Exactly repeat the material, dropping only the pictures.

======

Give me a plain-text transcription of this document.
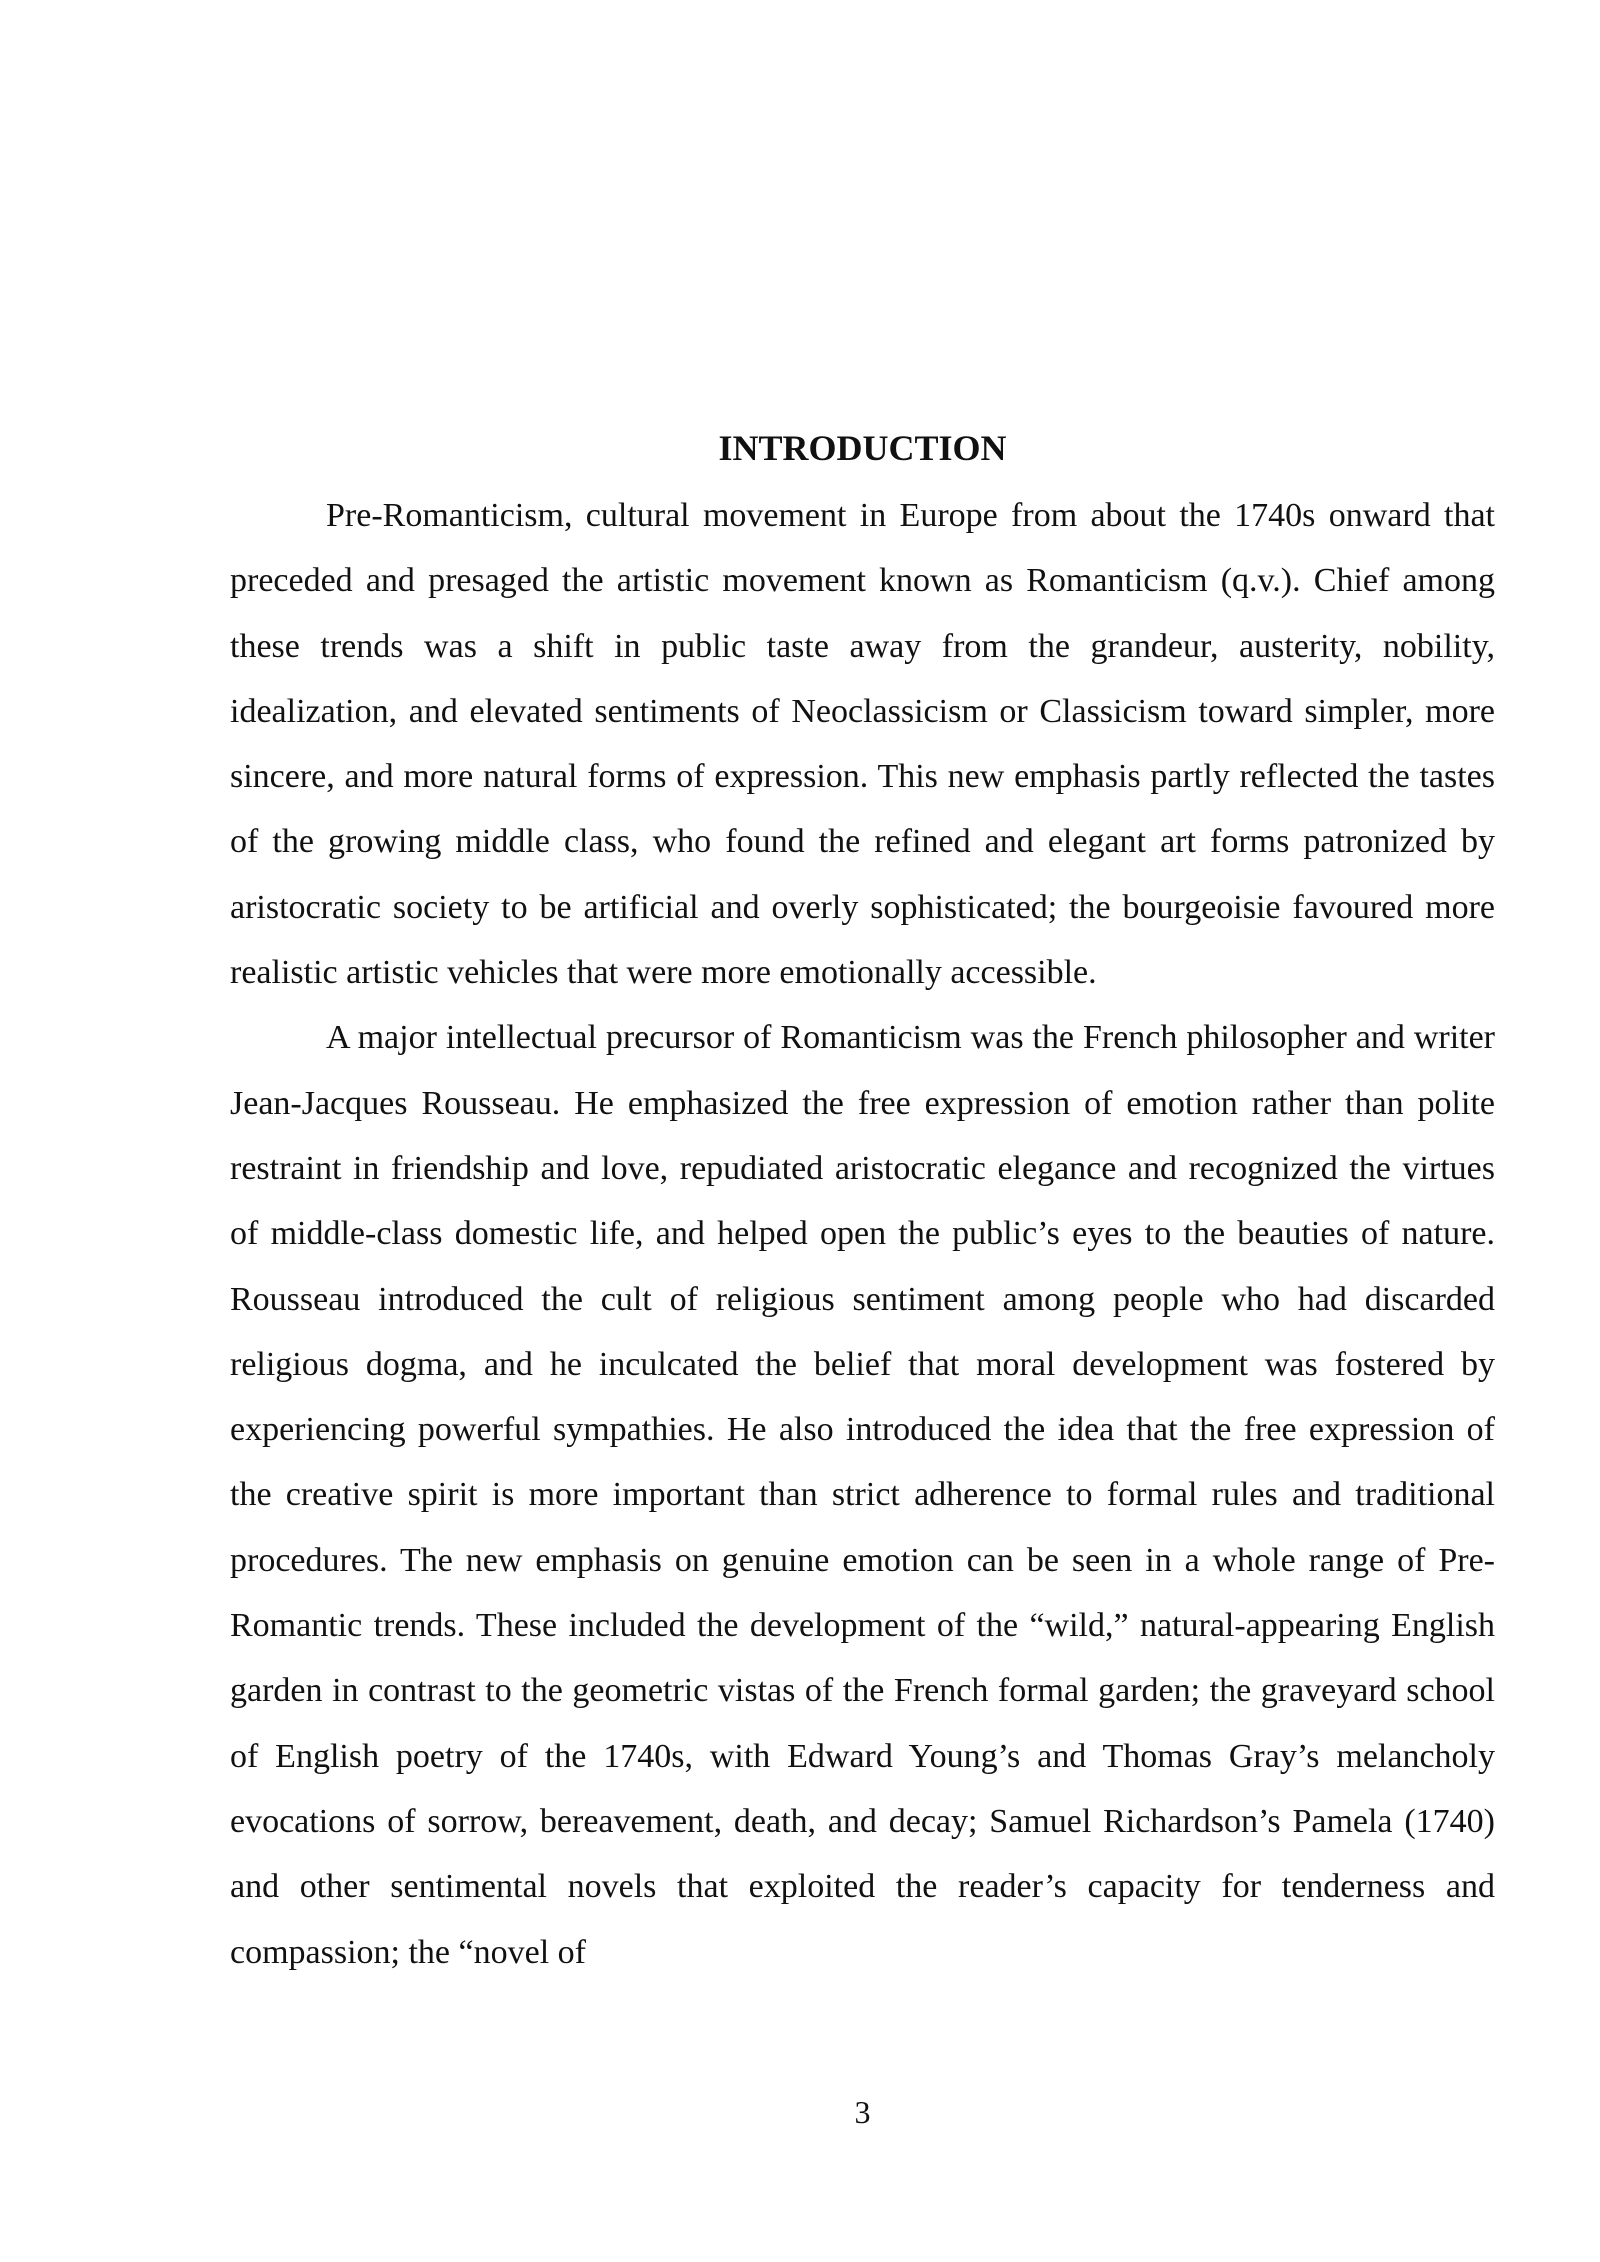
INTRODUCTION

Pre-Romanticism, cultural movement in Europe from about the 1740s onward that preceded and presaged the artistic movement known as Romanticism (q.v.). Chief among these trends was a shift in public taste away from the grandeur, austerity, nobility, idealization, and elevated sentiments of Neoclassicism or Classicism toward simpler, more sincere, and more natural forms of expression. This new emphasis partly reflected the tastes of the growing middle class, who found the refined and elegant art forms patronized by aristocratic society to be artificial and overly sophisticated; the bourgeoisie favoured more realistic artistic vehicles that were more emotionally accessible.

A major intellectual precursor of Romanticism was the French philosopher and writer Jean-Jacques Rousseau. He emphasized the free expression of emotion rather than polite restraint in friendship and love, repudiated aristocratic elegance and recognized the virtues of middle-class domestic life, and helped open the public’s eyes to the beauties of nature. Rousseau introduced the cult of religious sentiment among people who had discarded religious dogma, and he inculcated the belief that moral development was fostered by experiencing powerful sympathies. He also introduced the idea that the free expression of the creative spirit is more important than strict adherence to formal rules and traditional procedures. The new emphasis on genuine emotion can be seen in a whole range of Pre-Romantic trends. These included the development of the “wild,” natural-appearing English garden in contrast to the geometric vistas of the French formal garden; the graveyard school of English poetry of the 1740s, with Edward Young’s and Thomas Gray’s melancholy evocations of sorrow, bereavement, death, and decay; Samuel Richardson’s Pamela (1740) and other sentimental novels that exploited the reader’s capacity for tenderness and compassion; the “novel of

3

======

- [Correct output]
Give me a plain-text transcription of this document.
INTRODUCTION

Pre-Romanticism, cultural movement in Europe from about the 1740s onward that preceded and presaged the artistic movement known as Romanticism (q.v.). Chief among these trends was a shift in public taste away from the grandeur, austerity, nobility, idealization, and elevated sentiments of Neoclassicism or Classicism toward simpler, more sincere, and more natural forms of expression. This new emphasis partly reflected the tastes of the growing middle class, who found the refined and elegant art forms patronized by aristocratic society to be artificial and overly sophisticated; the bourgeoisie favoured more realistic artistic vehicles that were more emotionally accessible.

A major intellectual precursor of Romanticism was the French philosopher and writer Jean-Jacques Rousseau. He emphasized the free expression of emotion rather than polite restraint in friendship and love, repudiated aristocratic elegance and recognized the virtues of middle-class domestic life, and helped open the public’s eyes to the beauties of nature. Rousseau introduced the cult of religious sentiment among people who had discarded religious dogma, and he inculcated the belief that moral development was fostered by experiencing powerful sympathies. He also introduced the idea that the free expression of the creative spirit is more important than strict adherence to formal rules and traditional procedures. The new emphasis on genuine emotion can be seen in a whole range of Pre-Romantic trends. These included the development of the “wild,” natural-appearing English garden in contrast to the geometric vistas of the French formal garden; the graveyard school of English poetry of the 1740s, with Edward Young’s and Thomas Gray’s melancholy evocations of sorrow, bereavement, death, and decay; Samuel Richardson’s Pamela (1740) and other sentimental novels that exploited the reader’s capacity for tenderness and compassion; the “novel of

3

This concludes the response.